= Task goal =
Copy each line holding the string "text".

= Dataset rows =
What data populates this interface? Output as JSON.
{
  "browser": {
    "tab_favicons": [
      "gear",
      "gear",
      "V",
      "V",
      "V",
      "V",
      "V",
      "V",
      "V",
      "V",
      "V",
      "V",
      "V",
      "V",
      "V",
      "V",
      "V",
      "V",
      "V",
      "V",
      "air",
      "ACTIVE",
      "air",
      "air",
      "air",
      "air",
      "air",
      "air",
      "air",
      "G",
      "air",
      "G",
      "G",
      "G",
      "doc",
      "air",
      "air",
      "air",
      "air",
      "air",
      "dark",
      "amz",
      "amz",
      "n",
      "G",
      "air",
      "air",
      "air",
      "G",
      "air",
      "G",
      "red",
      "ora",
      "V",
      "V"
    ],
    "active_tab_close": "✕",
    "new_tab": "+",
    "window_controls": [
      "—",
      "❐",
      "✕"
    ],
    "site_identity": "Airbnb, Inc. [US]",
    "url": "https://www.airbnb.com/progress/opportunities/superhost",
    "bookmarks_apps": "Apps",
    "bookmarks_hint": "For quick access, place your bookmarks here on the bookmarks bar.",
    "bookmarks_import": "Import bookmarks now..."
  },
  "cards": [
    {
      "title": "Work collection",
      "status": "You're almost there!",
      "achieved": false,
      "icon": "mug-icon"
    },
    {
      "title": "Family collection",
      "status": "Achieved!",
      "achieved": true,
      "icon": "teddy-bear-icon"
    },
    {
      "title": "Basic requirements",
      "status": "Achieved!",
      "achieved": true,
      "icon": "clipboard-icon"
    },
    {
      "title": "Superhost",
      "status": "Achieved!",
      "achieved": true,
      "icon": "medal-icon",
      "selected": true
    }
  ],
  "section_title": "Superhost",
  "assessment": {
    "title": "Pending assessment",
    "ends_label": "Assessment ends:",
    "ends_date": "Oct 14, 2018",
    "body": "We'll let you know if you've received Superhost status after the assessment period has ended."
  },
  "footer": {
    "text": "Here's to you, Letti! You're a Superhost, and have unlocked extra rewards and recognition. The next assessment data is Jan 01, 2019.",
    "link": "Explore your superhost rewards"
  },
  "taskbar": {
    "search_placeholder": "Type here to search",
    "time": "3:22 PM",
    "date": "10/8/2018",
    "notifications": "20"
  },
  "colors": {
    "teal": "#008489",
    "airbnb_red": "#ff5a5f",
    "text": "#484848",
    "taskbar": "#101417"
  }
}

= Output for this task =
    "text": "Here's to you, Letti! You're a Superhost, and have unlocked extra rewards and recognition. The next assessment data is Jan 01, 2019.",
    "text": "#484848",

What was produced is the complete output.